◆ WHAT TO WORK ON
Rewrite the entries from the start through the line with "- structure-1a-pa-sub: A: [601, 882, 616, 907]", changing every "blackboard" to "chalkboard" and leaving everything else the same.

◆ Recorded data
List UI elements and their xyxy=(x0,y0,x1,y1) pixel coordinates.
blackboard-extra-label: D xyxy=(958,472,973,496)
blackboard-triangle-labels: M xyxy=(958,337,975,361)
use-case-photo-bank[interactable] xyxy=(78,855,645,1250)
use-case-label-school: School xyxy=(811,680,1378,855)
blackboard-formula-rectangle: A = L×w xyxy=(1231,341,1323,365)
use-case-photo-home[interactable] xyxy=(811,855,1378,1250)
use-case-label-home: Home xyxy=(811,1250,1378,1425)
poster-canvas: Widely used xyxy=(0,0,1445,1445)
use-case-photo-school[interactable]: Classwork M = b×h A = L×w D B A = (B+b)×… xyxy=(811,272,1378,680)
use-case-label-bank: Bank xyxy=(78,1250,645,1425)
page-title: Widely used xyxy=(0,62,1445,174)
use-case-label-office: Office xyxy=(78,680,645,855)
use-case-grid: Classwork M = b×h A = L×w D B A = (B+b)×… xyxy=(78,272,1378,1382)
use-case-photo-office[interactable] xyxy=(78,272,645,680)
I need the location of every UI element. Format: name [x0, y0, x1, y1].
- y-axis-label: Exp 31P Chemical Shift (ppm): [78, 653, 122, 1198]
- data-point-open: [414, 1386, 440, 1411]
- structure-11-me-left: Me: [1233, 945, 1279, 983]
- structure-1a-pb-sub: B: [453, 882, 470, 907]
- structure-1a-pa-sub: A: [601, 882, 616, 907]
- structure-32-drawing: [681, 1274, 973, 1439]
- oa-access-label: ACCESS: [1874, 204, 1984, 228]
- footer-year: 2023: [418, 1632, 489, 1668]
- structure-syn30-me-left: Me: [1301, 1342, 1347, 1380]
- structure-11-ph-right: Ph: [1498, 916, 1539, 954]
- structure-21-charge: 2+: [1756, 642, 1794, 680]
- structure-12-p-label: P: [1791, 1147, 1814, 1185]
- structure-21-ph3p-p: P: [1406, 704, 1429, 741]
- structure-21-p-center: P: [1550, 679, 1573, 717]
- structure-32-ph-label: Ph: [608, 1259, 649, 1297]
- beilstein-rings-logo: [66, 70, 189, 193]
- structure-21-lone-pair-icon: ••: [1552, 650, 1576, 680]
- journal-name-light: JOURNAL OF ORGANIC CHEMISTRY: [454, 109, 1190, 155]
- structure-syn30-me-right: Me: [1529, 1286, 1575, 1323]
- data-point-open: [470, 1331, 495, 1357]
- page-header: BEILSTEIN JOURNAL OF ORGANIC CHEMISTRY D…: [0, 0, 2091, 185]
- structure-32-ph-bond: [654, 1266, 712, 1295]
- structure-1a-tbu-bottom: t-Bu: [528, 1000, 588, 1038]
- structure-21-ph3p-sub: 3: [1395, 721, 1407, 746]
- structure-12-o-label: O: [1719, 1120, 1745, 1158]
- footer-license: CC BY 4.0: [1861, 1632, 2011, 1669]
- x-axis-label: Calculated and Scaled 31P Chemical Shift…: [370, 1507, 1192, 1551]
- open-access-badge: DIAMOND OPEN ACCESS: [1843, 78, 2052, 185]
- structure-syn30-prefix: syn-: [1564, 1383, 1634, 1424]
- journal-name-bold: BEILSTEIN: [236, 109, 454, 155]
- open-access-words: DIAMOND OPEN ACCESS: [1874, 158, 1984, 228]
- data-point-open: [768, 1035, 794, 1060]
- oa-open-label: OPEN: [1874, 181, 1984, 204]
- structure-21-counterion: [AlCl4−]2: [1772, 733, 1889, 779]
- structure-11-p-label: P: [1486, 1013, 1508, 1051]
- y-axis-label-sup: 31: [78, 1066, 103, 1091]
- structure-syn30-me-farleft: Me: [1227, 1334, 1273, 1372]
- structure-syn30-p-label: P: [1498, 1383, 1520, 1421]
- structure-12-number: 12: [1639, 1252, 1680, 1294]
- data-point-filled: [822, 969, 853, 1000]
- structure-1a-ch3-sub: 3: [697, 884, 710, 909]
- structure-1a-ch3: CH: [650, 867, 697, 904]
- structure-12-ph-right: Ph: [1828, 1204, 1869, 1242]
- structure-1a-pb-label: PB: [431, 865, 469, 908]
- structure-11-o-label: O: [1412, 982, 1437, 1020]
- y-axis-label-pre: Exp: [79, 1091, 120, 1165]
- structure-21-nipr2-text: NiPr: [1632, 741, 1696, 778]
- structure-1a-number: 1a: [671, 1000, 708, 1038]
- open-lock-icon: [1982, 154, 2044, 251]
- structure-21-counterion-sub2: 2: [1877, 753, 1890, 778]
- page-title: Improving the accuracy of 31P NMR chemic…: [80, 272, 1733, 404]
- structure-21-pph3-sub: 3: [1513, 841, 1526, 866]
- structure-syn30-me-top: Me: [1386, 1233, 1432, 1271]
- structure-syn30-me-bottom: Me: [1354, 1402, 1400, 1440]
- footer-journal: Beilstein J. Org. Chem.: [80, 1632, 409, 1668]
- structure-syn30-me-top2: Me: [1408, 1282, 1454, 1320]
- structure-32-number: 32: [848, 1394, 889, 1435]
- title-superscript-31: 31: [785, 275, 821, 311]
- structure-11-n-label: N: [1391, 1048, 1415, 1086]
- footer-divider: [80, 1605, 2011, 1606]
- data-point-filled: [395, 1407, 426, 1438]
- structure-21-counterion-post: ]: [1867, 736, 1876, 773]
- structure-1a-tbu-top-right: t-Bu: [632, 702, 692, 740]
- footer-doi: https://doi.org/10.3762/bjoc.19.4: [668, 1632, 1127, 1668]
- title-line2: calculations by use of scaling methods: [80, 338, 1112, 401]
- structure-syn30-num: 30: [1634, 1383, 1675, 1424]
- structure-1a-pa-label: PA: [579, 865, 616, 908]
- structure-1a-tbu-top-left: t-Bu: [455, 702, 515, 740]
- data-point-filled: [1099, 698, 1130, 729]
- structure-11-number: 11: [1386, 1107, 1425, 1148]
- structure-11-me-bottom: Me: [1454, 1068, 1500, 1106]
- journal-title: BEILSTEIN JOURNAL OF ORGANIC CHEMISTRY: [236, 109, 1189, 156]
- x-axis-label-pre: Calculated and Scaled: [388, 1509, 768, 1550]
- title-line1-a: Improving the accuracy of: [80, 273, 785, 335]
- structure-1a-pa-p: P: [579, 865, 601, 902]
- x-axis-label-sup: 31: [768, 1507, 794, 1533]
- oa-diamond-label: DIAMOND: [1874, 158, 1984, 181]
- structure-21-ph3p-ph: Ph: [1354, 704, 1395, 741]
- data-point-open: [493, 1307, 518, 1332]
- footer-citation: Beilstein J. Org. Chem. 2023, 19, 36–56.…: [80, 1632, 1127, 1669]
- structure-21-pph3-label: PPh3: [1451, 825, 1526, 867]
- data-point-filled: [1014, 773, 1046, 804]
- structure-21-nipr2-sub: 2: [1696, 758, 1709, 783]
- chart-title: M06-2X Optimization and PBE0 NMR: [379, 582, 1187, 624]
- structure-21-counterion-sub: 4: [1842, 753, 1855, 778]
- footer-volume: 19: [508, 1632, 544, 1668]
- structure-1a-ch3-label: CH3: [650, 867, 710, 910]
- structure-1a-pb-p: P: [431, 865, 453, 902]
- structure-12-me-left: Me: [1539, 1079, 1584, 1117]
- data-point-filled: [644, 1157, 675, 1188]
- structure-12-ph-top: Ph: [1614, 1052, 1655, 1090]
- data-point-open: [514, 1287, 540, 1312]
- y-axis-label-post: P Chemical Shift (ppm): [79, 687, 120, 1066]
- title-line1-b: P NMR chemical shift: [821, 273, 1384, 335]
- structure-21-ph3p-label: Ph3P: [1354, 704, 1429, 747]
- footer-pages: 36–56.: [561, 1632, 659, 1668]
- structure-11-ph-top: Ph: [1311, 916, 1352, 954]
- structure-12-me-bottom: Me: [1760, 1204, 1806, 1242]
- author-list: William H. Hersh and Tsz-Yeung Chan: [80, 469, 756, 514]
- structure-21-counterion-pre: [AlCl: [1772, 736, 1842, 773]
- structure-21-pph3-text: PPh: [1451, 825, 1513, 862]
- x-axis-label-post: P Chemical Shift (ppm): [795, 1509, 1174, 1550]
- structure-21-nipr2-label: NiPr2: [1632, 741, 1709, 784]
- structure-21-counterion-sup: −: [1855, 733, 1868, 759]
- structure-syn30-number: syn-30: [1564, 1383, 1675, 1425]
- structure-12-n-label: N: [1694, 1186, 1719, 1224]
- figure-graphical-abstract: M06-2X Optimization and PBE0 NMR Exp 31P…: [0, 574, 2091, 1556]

◆ ANSWER IN FULL
List UI elements and their xyxy=(x0,y0,x1,y1) pixel coordinates.
chalkboard-extra-label: D xyxy=(958,472,973,496)
chalkboard-triangle-labels: M xyxy=(958,337,975,361)
use-case-photo-bank[interactable] xyxy=(78,855,645,1250)
use-case-label-school: School xyxy=(811,680,1378,855)
chalkboard-formula-rectangle: A = L×w xyxy=(1231,341,1323,365)
use-case-photo-home[interactable] xyxy=(811,855,1378,1250)
use-case-label-home: Home xyxy=(811,1250,1378,1425)
poster-canvas: Widely used xyxy=(0,0,1445,1445)
use-case-photo-school[interactable]: Classwork M = b×h A = L×w D B A = (B+b)×… xyxy=(811,272,1378,680)
use-case-label-bank: Bank xyxy=(78,1250,645,1425)
page-title: Widely used xyxy=(0,62,1445,174)
use-case-label-office: Office xyxy=(78,680,645,855)
use-case-grid: Classwork M = b×h A = L×w D B A = (B+b)×… xyxy=(78,272,1378,1382)
use-case-photo-office[interactable] xyxy=(78,272,645,680)
I need the location of every UI element. Format: name [x0, y0, x1, y1].
- y-axis-label: Exp 31P Chemical Shift (ppm): [78, 653, 122, 1198]
- data-point-open: [414, 1386, 440, 1411]
- structure-11-me-left: Me: [1233, 945, 1279, 983]
- structure-1a-pb-sub: B: [453, 882, 470, 907]
- structure-1a-pa-sub: A: [601, 882, 616, 907]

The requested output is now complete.